Gather the lines that hold the string "Prasugrel".

+++ The input

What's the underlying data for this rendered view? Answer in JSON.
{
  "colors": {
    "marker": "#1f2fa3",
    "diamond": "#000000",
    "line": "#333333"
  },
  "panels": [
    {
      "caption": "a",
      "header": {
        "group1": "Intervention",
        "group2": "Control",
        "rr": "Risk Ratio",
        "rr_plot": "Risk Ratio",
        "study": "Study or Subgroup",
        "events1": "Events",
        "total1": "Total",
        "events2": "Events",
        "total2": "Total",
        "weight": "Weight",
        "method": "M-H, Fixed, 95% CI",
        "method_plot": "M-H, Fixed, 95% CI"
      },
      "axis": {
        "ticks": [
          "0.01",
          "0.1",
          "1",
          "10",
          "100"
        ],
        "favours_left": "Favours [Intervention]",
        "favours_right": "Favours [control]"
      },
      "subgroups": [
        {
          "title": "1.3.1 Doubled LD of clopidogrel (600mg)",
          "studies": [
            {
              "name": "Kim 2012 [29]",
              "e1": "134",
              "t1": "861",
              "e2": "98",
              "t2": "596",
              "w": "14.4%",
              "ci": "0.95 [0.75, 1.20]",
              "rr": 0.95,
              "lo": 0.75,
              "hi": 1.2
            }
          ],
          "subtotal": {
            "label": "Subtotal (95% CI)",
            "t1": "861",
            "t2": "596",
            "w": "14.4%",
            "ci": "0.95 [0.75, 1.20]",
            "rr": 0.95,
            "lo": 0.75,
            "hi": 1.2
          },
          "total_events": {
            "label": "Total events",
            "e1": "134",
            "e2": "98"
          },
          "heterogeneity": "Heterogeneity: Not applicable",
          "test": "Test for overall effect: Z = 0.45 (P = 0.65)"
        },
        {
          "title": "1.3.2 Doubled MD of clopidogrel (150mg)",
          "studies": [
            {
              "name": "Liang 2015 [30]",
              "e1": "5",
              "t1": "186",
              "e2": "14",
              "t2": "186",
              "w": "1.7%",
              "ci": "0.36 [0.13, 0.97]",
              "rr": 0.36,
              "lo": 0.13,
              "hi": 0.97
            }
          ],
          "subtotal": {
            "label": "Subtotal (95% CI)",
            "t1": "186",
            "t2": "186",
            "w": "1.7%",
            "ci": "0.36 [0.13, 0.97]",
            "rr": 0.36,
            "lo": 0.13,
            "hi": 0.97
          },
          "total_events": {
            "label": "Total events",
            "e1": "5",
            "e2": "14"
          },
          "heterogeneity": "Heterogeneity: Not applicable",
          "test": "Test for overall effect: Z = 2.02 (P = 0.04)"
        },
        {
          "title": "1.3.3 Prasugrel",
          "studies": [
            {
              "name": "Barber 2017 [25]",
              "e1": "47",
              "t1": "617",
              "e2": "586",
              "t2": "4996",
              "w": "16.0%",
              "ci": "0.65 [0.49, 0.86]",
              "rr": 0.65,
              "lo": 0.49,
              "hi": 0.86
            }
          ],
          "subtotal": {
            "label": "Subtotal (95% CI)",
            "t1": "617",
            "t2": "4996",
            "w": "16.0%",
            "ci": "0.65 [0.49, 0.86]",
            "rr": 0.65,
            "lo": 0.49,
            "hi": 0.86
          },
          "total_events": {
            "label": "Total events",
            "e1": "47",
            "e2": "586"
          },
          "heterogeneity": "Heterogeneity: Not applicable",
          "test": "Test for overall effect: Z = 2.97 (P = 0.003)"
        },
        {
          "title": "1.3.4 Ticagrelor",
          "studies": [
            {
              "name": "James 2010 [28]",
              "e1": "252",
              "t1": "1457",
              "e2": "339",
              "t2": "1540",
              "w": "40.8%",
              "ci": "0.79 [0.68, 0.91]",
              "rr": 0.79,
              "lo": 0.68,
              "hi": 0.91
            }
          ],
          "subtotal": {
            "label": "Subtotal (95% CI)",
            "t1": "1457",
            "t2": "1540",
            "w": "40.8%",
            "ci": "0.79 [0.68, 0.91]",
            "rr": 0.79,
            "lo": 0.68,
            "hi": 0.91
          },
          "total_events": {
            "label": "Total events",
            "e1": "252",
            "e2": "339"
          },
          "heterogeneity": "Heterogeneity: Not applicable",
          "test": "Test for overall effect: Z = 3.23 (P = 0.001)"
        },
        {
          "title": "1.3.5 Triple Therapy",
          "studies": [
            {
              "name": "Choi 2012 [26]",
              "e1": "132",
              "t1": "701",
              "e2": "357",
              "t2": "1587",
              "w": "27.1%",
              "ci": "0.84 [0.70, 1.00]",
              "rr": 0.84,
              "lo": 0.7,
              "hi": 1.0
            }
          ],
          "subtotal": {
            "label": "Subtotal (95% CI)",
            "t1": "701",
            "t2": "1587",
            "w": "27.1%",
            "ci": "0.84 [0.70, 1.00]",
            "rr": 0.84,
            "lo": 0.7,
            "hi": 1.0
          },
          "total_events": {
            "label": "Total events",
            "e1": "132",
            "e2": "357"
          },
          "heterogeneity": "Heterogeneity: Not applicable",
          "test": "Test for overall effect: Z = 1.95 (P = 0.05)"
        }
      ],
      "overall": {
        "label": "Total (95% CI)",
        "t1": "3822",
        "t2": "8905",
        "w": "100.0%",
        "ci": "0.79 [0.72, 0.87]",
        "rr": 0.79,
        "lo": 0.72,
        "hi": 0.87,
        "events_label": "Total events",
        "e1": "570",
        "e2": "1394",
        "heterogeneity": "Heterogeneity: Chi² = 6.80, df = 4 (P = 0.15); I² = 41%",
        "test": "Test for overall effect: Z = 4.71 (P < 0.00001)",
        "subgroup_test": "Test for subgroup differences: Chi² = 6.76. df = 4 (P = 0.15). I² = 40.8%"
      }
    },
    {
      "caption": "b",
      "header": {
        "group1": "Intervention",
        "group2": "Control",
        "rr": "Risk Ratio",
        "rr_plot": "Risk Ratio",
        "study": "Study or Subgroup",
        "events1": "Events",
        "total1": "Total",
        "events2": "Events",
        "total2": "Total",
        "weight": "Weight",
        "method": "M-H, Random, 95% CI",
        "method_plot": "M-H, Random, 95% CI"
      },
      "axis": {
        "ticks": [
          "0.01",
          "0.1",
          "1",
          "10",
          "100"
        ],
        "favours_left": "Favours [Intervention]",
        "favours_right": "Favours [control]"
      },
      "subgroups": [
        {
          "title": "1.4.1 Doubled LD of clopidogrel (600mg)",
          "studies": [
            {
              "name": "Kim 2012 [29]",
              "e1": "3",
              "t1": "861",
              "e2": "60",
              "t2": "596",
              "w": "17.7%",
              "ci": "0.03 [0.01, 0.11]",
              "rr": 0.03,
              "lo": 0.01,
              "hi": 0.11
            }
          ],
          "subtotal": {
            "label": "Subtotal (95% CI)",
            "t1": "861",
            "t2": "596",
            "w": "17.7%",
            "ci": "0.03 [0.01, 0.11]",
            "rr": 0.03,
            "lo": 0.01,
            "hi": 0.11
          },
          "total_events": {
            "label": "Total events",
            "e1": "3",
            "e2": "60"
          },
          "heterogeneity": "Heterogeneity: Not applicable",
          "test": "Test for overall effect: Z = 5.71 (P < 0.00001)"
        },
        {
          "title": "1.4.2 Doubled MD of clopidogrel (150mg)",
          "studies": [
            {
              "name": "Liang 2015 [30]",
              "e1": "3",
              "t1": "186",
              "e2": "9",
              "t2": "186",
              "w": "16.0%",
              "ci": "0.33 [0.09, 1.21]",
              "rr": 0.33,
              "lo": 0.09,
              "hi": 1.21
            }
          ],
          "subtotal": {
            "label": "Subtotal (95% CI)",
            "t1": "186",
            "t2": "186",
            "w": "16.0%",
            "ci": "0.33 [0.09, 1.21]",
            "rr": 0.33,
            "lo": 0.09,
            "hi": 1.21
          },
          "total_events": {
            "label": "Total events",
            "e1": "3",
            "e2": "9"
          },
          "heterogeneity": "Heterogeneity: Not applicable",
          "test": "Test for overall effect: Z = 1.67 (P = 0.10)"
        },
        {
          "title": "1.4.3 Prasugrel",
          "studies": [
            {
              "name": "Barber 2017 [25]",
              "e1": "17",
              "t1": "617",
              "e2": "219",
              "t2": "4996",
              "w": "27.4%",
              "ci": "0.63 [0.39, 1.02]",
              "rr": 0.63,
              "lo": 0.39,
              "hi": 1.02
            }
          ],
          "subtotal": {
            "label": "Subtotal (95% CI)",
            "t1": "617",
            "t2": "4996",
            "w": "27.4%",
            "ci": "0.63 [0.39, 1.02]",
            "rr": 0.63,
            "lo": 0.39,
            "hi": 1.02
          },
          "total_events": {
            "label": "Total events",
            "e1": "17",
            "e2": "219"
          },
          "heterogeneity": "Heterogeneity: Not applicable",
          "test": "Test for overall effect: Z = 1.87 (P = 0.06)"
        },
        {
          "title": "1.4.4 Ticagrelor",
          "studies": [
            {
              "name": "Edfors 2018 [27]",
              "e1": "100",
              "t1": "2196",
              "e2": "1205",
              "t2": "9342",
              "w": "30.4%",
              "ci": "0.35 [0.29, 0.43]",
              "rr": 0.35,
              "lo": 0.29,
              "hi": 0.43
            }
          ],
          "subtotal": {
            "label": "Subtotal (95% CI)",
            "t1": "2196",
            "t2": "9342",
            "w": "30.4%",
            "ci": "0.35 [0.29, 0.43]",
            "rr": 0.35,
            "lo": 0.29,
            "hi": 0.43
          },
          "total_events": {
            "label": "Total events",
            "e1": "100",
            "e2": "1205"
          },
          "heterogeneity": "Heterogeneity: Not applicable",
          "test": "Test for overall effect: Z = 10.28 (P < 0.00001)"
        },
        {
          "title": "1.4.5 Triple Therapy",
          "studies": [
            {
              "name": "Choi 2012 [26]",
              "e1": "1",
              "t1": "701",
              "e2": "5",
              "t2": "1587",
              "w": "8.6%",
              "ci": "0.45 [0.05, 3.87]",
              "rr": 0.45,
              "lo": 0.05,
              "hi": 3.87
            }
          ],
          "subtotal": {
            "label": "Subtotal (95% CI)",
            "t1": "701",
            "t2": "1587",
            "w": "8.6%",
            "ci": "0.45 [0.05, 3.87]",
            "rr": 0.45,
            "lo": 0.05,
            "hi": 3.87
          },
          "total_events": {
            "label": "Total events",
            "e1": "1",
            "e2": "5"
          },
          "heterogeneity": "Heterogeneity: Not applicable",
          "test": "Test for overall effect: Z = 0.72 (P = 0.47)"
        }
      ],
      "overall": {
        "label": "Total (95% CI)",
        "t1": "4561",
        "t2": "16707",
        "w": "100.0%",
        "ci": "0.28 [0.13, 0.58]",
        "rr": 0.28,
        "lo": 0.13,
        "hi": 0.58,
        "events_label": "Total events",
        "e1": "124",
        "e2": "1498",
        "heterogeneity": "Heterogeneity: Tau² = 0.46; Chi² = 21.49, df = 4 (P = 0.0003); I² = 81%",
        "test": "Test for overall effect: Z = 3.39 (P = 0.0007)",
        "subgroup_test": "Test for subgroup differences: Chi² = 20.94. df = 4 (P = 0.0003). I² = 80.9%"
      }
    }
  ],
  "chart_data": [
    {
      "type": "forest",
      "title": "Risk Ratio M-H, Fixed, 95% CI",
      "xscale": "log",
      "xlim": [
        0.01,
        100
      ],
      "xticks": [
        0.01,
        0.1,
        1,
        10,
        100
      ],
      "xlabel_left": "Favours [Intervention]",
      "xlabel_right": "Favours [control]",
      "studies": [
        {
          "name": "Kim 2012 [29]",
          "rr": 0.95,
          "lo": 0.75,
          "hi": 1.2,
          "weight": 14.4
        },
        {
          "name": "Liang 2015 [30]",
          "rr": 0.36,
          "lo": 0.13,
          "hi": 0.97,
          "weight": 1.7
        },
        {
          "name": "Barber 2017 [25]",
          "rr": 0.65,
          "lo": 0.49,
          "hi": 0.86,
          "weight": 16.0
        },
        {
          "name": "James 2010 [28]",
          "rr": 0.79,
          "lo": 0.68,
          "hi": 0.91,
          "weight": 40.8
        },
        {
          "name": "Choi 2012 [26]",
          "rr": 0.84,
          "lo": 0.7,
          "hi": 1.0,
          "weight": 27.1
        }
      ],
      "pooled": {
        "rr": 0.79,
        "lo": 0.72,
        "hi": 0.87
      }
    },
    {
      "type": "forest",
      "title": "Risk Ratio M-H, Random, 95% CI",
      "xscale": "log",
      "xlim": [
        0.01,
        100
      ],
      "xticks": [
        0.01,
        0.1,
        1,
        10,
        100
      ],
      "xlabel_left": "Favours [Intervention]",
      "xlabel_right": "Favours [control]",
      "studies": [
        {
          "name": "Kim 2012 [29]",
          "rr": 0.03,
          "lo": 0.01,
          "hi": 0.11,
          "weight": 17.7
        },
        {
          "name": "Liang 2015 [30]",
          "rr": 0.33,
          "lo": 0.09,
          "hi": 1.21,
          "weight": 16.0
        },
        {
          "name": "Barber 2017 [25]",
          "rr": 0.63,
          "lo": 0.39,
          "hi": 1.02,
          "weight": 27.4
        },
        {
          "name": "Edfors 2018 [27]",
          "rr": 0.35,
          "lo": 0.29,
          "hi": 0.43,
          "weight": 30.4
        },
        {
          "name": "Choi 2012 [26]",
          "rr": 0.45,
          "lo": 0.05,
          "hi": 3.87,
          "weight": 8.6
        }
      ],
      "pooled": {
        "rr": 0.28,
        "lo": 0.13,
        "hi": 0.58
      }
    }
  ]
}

++++++

Solution to this exercise:
          "title": "1.3.3 Prasugrel",
          "title": "1.4.3 Prasugrel",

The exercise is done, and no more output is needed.